--- Input Enclosed Below ---
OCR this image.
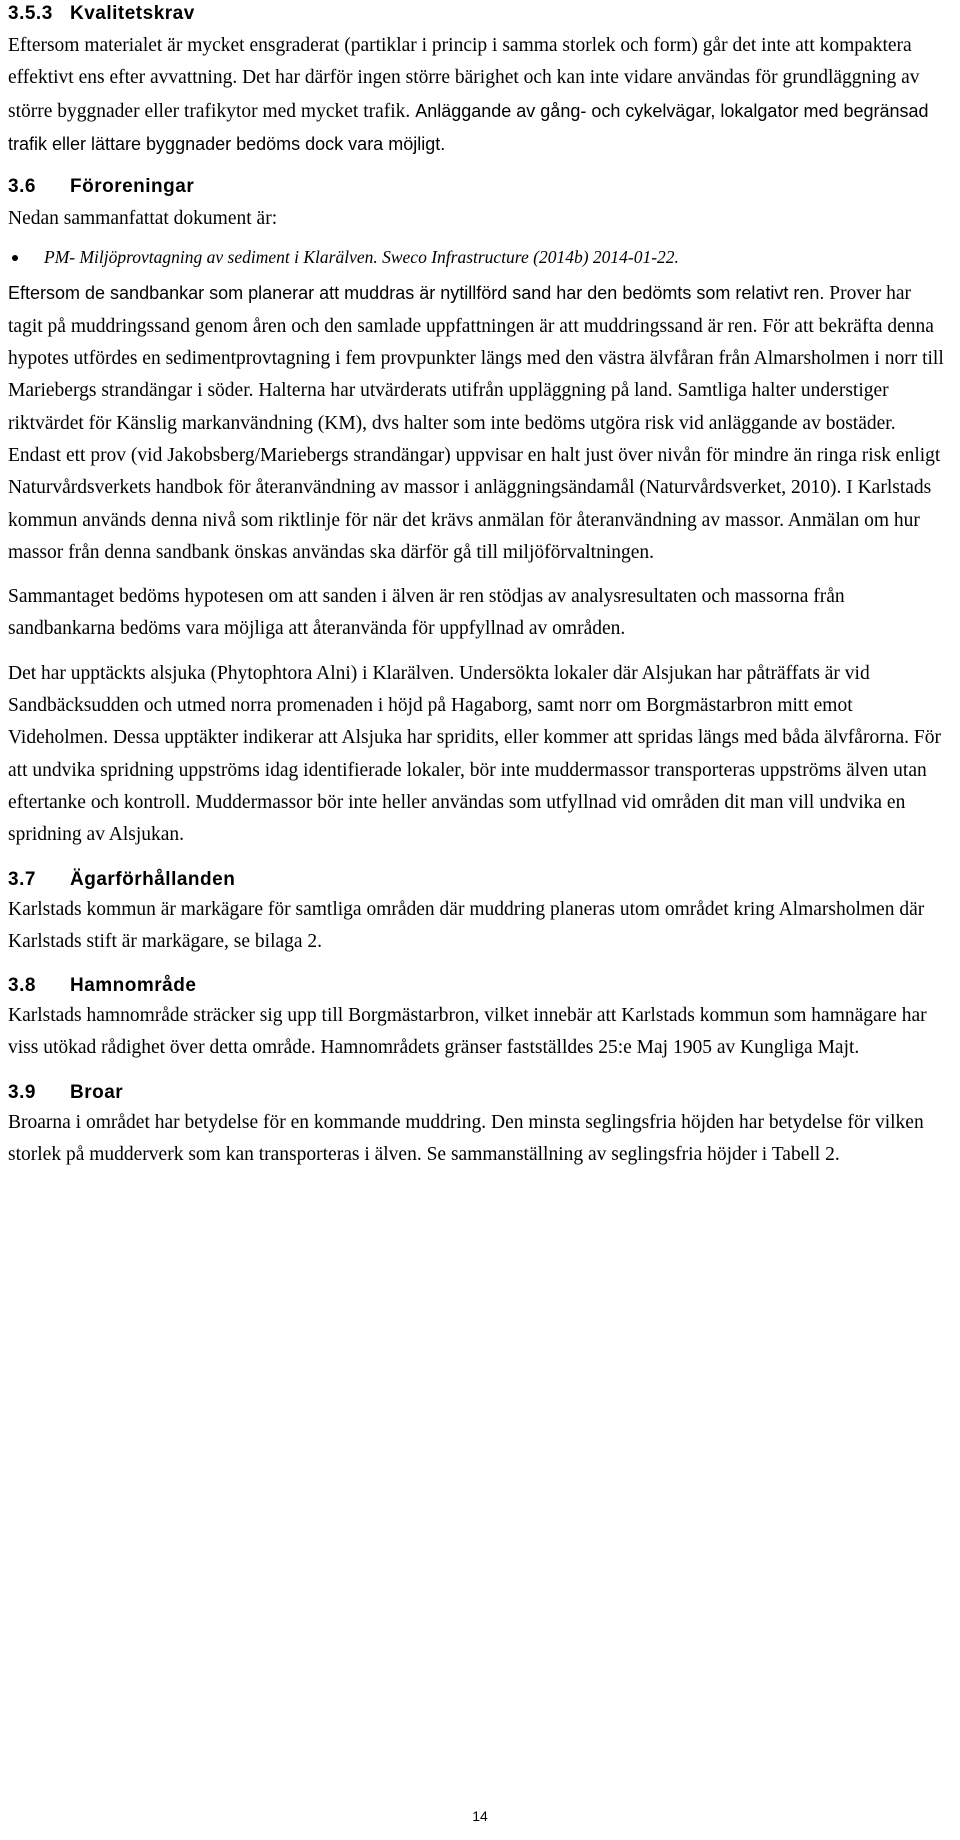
3.5.3 Kvalitetskrav

Eftersom materialet är mycket ensgraderat (partiklar i princip i samma storlek och form) går det inte att kompaktera effektivt ens efter avvattning. Det har därför ingen större bärighet och kan inte vidare användas för grundläggning av större byggnader eller trafikytor med mycket trafik. Anläggande av gång- och cykelvägar, lokalgator med begränsad trafik eller lättare byggnader bedöms dock vara möjligt.

3.6 Föroreningar

Nedan sammanfattat dokument är:

PM- Miljöprovtagning av sediment i Klarälven. Sweco Infrastructure (2014b) 2014-01-22.

Eftersom de sandbankar som planerar att muddras är nytillförd sand har den bedömts som relativt ren. Prover har tagit på muddringssand genom åren och den samlade uppfattningen är att muddringssand är ren. För att bekräfta denna hypotes utfördes en sedimentprovtagning i fem provpunkter längs med den västra älvfåran från Almarsholmen i norr till Mariebergs strandängar i söder. Halterna har utvärderats utifrån uppläggning på land. Samtliga halter understiger riktvärdet för Känslig markanvändning (KM), dvs halter som inte bedöms utgöra risk vid anläggande av bostäder. Endast ett prov (vid Jakobsberg/Mariebergs strandängar) uppvisar en halt just över nivån för mindre än ringa risk enligt Naturvårdsverkets handbok för återanvändning av massor i anläggningsändamål (Naturvårdsverket, 2010). I Karlstads kommun används denna nivå som riktlinje för när det krävs anmälan för återanvändning av massor. Anmälan om hur massor från denna sandbank önskas användas ska därför gå till miljöförvaltningen.

Sammantaget bedöms hypotesen om att sanden i älven är ren stödjas av analysresultaten och massorna från sandbankarna bedöms vara möjliga att återanvända för uppfyllnad av områden.

Det har upptäckts alsjuka (Phytophtora Alni) i Klarälven. Undersökta lokaler där Alsjukan har påträffats är vid Sandbäcksudden och utmed norra promenaden i höjd på Hagaborg, samt norr om Borgmästarbron mitt emot Videholmen. Dessa upptäkter indikerar att Alsjuka har spridits, eller kommer att spridas längs med båda älvfårorna. För att undvika spridning uppströms idag identifierade lokaler, bör inte muddermassor transporteras uppströms älven utan eftertanke och kontroll. Muddermassor bör inte heller användas som utfyllnad vid områden dit man vill undvika en spridning av Alsjukan.

3.7 Ägarförhållanden

Karlstads kommun är markägare för samtliga områden där muddring planeras utom området kring Almarsholmen där Karlstads stift är markägare, se bilaga 2.

3.8 Hamnområde

Karlstads hamnområde sträcker sig upp till Borgmästarbron, vilket innebär att Karlstads kommun som hamnägare har viss utökad rådighet över detta område. Hamnområdets gränser fastställdes 25:e Maj 1905 av Kungliga Majt.

3.9 Broar

Broarna i området har betydelse för en kommande muddring. Den minsta seglingsfria höjden har betydelse för vilken storlek på mudderverk som kan transporteras i älven. Se sammanställning av seglingsfria höjder i Tabell 2.

14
--- End of Enclosed Input ---
**Action item**: Exclude the pictures and print the rest of the data exactly.

**Response to the task**:
OCR this image.
3.5.3 Kvalitetskrav

Eftersom materialet är mycket ensgraderat (partiklar i princip i samma storlek och form) går det inte att kompaktera effektivt ens efter avvattning. Det har därför ingen större bärighet och kan inte vidare användas för grundläggning av större byggnader eller trafikytor med mycket trafik. Anläggande av gång- och cykelvägar, lokalgator med begränsad trafik eller lättare byggnader bedöms dock vara möjligt.

3.6 Föroreningar

Nedan sammanfattat dokument är:

PM- Miljöprovtagning av sediment i Klarälven. Sweco Infrastructure (2014b) 2014-01-22.

Eftersom de sandbankar som planerar att muddras är nytillförd sand har den bedömts som relativt ren. Prover har tagit på muddringssand genom åren och den samlade uppfattningen är att muddringssand är ren. För att bekräfta denna hypotes utfördes en sedimentprovtagning i fem provpunkter längs med den västra älvfåran från Almarsholmen i norr till Mariebergs strandängar i söder. Halterna har utvärderats utifrån uppläggning på land. Samtliga halter understiger riktvärdet för Känslig markanvändning (KM), dvs halter som inte bedöms utgöra risk vid anläggande av bostäder. Endast ett prov (vid Jakobsberg/Mariebergs strandängar) uppvisar en halt just över nivån för mindre än ringa risk enligt Naturvårdsverkets handbok för återanvändning av massor i anläggningsändamål (Naturvårdsverket, 2010). I Karlstads kommun används denna nivå som riktlinje för när det krävs anmälan för återanvändning av massor. Anmälan om hur massor från denna sandbank önskas användas ska därför gå till miljöförvaltningen.

Sammantaget bedöms hypotesen om att sanden i älven är ren stödjas av analysresultaten och massorna från sandbankarna bedöms vara möjliga att återanvända för uppfyllnad av områden.

Det har upptäckts alsjuka (Phytophtora Alni) i Klarälven. Undersökta lokaler där Alsjukan har påträffats är vid Sandbäcksudden och utmed norra promenaden i höjd på Hagaborg, samt norr om Borgmästarbron mitt emot Videholmen. Dessa upptäkter indikerar att Alsjuka har spridits, eller kommer att spridas längs med båda älvfårorna. För att undvika spridning uppströms idag identifierade lokaler, bör inte muddermassor transporteras uppströms älven utan eftertanke och kontroll. Muddermassor bör inte heller användas som utfyllnad vid områden dit man vill undvika en spridning av Alsjukan.

3.7 Ägarförhållanden

Karlstads kommun är markägare för samtliga områden där muddring planeras utom området kring Almarsholmen där Karlstads stift är markägare, se bilaga 2.

3.8 Hamnområde

Karlstads hamnområde sträcker sig upp till Borgmästarbron, vilket innebär att Karlstads kommun som hamnägare har viss utökad rådighet över detta område. Hamnområdets gränser fastställdes 25:e Maj 1905 av Kungliga Majt.

3.9 Broar

Broarna i området har betydelse för en kommande muddring. Den minsta seglingsfria höjden har betydelse för vilken storlek på mudderverk som kan transporteras i älven. Se sammanställning av seglingsfria höjder i Tabell 2.

14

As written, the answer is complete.